* **Short task**
Return all lines that include the string "Temperature".

* **Data shown**

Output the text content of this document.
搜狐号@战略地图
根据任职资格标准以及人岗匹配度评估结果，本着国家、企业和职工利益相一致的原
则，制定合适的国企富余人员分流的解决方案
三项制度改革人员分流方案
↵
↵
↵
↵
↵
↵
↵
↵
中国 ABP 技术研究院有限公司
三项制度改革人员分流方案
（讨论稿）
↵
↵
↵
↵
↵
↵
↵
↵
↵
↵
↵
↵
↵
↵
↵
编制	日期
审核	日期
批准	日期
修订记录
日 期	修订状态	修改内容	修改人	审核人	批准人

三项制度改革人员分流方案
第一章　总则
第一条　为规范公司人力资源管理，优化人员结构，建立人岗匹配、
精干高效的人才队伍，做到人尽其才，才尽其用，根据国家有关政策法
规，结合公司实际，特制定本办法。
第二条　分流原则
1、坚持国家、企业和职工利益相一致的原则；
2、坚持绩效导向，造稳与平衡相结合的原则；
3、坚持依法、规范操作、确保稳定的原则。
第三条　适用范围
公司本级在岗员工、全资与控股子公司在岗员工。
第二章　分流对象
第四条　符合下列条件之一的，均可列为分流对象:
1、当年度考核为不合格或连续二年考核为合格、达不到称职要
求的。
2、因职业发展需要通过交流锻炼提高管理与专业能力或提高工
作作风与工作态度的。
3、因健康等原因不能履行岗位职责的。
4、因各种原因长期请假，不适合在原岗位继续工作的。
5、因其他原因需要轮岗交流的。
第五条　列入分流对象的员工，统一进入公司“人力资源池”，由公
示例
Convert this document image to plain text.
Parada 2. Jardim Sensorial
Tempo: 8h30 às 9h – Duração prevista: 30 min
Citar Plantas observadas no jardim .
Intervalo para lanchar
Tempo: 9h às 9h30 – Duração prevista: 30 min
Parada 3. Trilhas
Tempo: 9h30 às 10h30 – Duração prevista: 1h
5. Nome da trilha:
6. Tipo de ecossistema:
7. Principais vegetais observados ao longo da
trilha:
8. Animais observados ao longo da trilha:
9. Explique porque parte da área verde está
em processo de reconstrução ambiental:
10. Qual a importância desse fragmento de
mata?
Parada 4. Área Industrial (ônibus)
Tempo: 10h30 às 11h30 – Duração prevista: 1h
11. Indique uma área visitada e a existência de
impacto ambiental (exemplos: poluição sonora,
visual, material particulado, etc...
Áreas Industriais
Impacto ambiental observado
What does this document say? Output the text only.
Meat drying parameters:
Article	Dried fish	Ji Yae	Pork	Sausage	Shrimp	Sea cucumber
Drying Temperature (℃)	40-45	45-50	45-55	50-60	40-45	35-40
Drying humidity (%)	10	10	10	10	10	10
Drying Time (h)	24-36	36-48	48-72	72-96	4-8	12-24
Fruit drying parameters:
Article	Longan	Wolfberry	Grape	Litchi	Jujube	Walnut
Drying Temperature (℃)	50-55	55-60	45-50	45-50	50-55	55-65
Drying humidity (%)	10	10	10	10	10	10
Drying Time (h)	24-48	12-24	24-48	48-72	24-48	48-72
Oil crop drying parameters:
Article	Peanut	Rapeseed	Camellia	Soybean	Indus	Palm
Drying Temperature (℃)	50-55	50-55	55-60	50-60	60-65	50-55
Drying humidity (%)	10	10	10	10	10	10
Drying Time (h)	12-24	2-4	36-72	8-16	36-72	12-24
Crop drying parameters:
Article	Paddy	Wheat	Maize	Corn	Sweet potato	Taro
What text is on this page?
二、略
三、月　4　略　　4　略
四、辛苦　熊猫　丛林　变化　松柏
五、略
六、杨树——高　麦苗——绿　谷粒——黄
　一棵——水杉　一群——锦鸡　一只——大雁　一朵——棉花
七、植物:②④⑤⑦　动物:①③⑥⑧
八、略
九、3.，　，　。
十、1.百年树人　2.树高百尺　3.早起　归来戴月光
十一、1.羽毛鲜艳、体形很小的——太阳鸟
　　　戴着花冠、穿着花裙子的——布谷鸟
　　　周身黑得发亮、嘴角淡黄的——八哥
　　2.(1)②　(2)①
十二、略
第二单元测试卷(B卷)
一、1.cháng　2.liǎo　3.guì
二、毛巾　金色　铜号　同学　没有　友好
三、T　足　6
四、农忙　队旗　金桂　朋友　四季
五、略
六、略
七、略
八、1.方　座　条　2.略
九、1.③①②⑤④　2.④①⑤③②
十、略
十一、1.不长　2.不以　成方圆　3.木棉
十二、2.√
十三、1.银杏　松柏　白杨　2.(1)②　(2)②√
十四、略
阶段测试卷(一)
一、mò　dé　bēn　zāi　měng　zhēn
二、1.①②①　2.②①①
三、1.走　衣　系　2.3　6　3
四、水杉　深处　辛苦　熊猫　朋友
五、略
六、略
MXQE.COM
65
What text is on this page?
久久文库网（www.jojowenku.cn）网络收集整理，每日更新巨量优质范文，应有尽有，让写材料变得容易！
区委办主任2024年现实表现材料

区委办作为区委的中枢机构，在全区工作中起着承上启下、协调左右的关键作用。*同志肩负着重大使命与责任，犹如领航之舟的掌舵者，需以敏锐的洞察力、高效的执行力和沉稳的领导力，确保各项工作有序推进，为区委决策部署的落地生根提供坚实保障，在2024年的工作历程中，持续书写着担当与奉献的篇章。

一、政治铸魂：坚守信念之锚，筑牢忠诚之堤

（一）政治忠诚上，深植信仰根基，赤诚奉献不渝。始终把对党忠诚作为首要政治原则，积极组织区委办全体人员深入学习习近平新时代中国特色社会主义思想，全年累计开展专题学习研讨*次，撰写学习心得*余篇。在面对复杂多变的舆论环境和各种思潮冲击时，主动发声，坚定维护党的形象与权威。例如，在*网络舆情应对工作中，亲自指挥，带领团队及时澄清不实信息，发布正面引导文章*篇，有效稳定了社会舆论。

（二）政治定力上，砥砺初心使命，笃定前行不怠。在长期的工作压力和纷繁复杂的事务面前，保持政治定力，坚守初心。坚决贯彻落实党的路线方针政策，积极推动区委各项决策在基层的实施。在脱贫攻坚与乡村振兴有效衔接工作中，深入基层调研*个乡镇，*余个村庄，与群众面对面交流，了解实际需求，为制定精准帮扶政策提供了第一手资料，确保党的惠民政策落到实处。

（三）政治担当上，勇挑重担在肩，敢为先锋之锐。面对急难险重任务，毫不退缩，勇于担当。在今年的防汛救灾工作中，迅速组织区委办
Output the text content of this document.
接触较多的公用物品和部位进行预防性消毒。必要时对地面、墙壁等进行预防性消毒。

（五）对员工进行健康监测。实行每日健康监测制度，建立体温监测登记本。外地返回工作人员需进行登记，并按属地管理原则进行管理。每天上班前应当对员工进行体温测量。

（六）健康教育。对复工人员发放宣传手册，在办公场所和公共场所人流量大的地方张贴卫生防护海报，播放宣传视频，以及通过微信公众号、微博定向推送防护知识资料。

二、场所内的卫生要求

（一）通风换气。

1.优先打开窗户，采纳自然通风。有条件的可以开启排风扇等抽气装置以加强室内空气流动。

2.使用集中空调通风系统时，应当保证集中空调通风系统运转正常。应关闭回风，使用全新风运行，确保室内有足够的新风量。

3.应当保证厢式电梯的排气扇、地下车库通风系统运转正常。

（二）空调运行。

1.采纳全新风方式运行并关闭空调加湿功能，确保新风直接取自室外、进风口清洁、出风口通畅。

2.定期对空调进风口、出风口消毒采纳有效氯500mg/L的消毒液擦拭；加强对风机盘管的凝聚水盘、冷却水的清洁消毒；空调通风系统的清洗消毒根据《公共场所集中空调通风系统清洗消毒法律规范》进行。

* **Response**
Drying Temperature (℃)	40-45	45-50	45-55	50-60	40-45	35-40
Drying Temperature (℃)	50-55	55-60	45-50	45-50	50-55	55-65
Drying Temperature (℃)	50-55	50-55	55-60	50-60	60-65	50-55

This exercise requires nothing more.